- [EXERCISE] Omit all pictures and give the records below again exactly as written.

Saved data entries:
==========

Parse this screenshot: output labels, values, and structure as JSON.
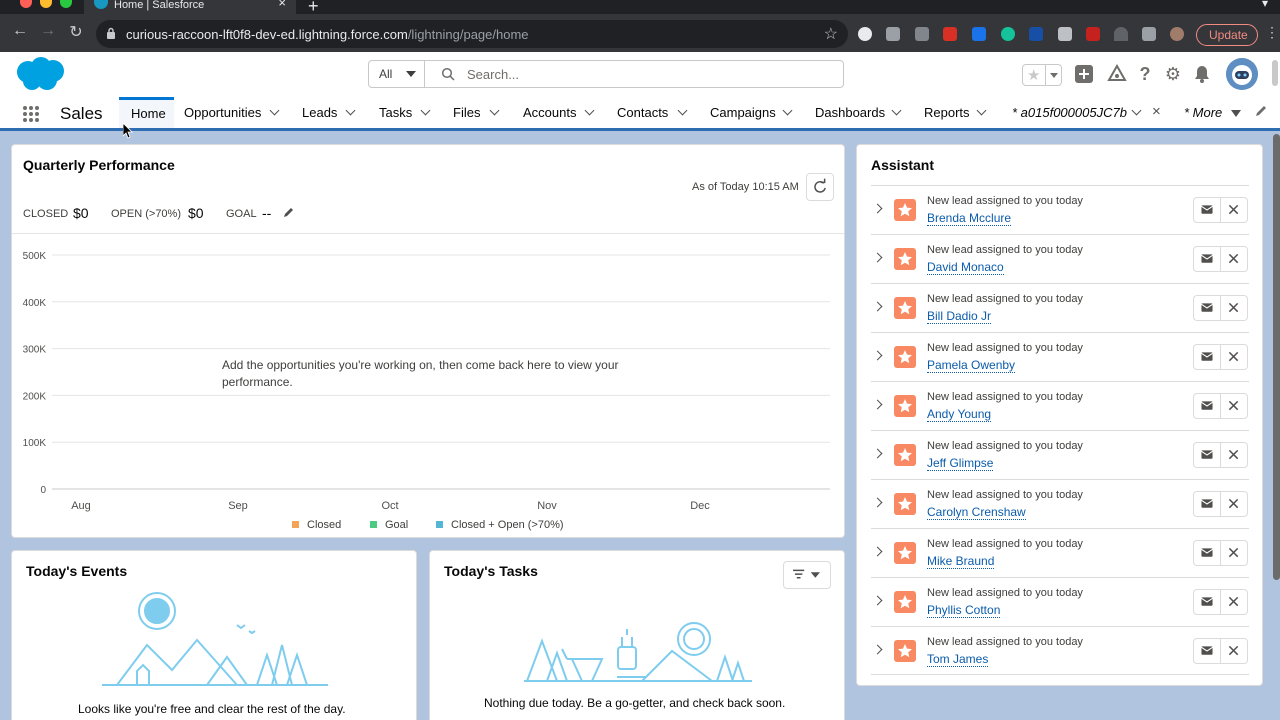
{
  "browser": {
    "tab_title": "Home | Salesforce",
    "url_host": "curious-raccoon-lft0f8-dev-ed.lightning.force.com",
    "url_path": "/lightning/page/home",
    "update_label": "Update"
  },
  "header": {
    "search_scope": "All",
    "search_placeholder": "Search..."
  },
  "nav": {
    "app_name": "Sales",
    "items": [
      {
        "label": "Home"
      },
      {
        "label": "Opportunities"
      },
      {
        "label": "Leads"
      },
      {
        "label": "Tasks"
      },
      {
        "label": "Files"
      },
      {
        "label": "Accounts"
      },
      {
        "label": "Contacts"
      },
      {
        "label": "Campaigns"
      },
      {
        "label": "Dashboards"
      },
      {
        "label": "Reports"
      }
    ],
    "record_tab": "* a015f000005JC7b",
    "more": "* More"
  },
  "performance": {
    "title": "Quarterly Performance",
    "as_of": "As of Today 10:15 AM",
    "closed_label": "CLOSED",
    "closed_value": "$0",
    "open_label": "OPEN (>70%)",
    "open_value": "$0",
    "goal_label": "GOAL",
    "goal_value": "--",
    "empty_message": "Add the opportunities you're working on, then come back here to view your performance."
  },
  "chart_data": {
    "type": "line",
    "y_ticks": [
      "500K",
      "400K",
      "300K",
      "200K",
      "100K",
      "0"
    ],
    "x_ticks": [
      "Aug",
      "Sep",
      "Oct",
      "Nov",
      "Dec"
    ],
    "ylim": [
      0,
      500000
    ],
    "grid": true,
    "legend_position": "bottom",
    "series": [
      {
        "name": "Closed",
        "color": "#f4a456",
        "values": []
      },
      {
        "name": "Goal",
        "color": "#4bca81",
        "values": []
      },
      {
        "name": "Closed + Open (>70%)",
        "color": "#54b6d6",
        "values": []
      }
    ]
  },
  "events": {
    "title": "Today's Events",
    "empty_message": "Looks like you're free and clear the rest of the day."
  },
  "tasks": {
    "title": "Today's Tasks",
    "empty_message": "Nothing due today. Be a go-getter, and check back soon."
  },
  "assistant": {
    "title": "Assistant",
    "items": [
      {
        "subtitle": "New lead assigned to you today",
        "name": "Brenda Mcclure"
      },
      {
        "subtitle": "New lead assigned to you today",
        "name": "David Monaco"
      },
      {
        "subtitle": "New lead assigned to you today",
        "name": "Bill Dadio Jr"
      },
      {
        "subtitle": "New lead assigned to you today",
        "name": "Pamela Owenby"
      },
      {
        "subtitle": "New lead assigned to you today",
        "name": "Andy Young"
      },
      {
        "subtitle": "New lead assigned to you today",
        "name": "Jeff Glimpse"
      },
      {
        "subtitle": "New lead assigned to you today",
        "name": "Carolyn Crenshaw"
      },
      {
        "subtitle": "New lead assigned to you today",
        "name": "Mike Braund"
      },
      {
        "subtitle": "New lead assigned to you today",
        "name": "Phyllis Cotton"
      },
      {
        "subtitle": "New lead assigned to you today",
        "name": "Tom James"
      }
    ]
  }
}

==========

- [SOLUTION TO THIS TASK]
Parse this screenshot: output labels, values, and structure as JSON.
{
  "browser": {
    "tab_title": "Home | Salesforce",
    "url_host": "curious-raccoon-lft0f8-dev-ed.lightning.force.com",
    "url_path": "/lightning/page/home",
    "update_label": "Update"
  },
  "header": {
    "search_scope": "All",
    "search_placeholder": "Search..."
  },
  "nav": {
    "app_name": "Sales",
    "items": [
      {
        "label": "Home"
      },
      {
        "label": "Opportunities"
      },
      {
        "label": "Leads"
      },
      {
        "label": "Tasks"
      },
      {
        "label": "Files"
      },
      {
        "label": "Accounts"
      },
      {
        "label": "Contacts"
      },
      {
        "label": "Campaigns"
      },
      {
        "label": "Dashboards"
      },
      {
        "label": "Reports"
      }
    ],
    "record_tab": "* a015f000005JC7b",
    "more": "* More"
  },
  "performance": {
    "title": "Quarterly Performance",
    "as_of": "As of Today 10:15 AM",
    "closed_label": "CLOSED",
    "closed_value": "$0",
    "open_label": "OPEN (>70%)",
    "open_value": "$0",
    "goal_label": "GOAL",
    "goal_value": "--",
    "empty_message": "Add the opportunities you're working on, then come back here to view your performance."
  },
  "chart_data": {
    "type": "line",
    "y_ticks": [
      "500K",
      "400K",
      "300K",
      "200K",
      "100K",
      "0"
    ],
    "x_ticks": [
      "Aug",
      "Sep",
      "Oct",
      "Nov",
      "Dec"
    ],
    "ylim": [
      0,
      500000
    ],
    "grid": true,
    "legend_position": "bottom",
    "series": [
      {
        "name": "Closed",
        "color": "#f4a456",
        "values": []
      },
      {
        "name": "Goal",
        "color": "#4bca81",
        "values": []
      },
      {
        "name": "Closed + Open (>70%)",
        "color": "#54b6d6",
        "values": []
      }
    ]
  },
  "events": {
    "title": "Today's Events",
    "empty_message": "Looks like you're free and clear the rest of the day."
  },
  "tasks": {
    "title": "Today's Tasks",
    "empty_message": "Nothing due today. Be a go-getter, and check back soon."
  },
  "assistant": {
    "title": "Assistant",
    "items": [
      {
        "subtitle": "New lead assigned to you today",
        "name": "Brenda Mcclure"
      },
      {
        "subtitle": "New lead assigned to you today",
        "name": "David Monaco"
      },
      {
        "subtitle": "New lead assigned to you today",
        "name": "Bill Dadio Jr"
      },
      {
        "subtitle": "New lead assigned to you today",
        "name": "Pamela Owenby"
      },
      {
        "subtitle": "New lead assigned to you today",
        "name": "Andy Young"
      },
      {
        "subtitle": "New lead assigned to you today",
        "name": "Jeff Glimpse"
      },
      {
        "subtitle": "New lead assigned to you today",
        "name": "Carolyn Crenshaw"
      },
      {
        "subtitle": "New lead assigned to you today",
        "name": "Mike Braund"
      },
      {
        "subtitle": "New lead assigned to you today",
        "name": "Phyllis Cotton"
      },
      {
        "subtitle": "New lead assigned to you today",
        "name": "Tom James"
      }
    ]
  }
}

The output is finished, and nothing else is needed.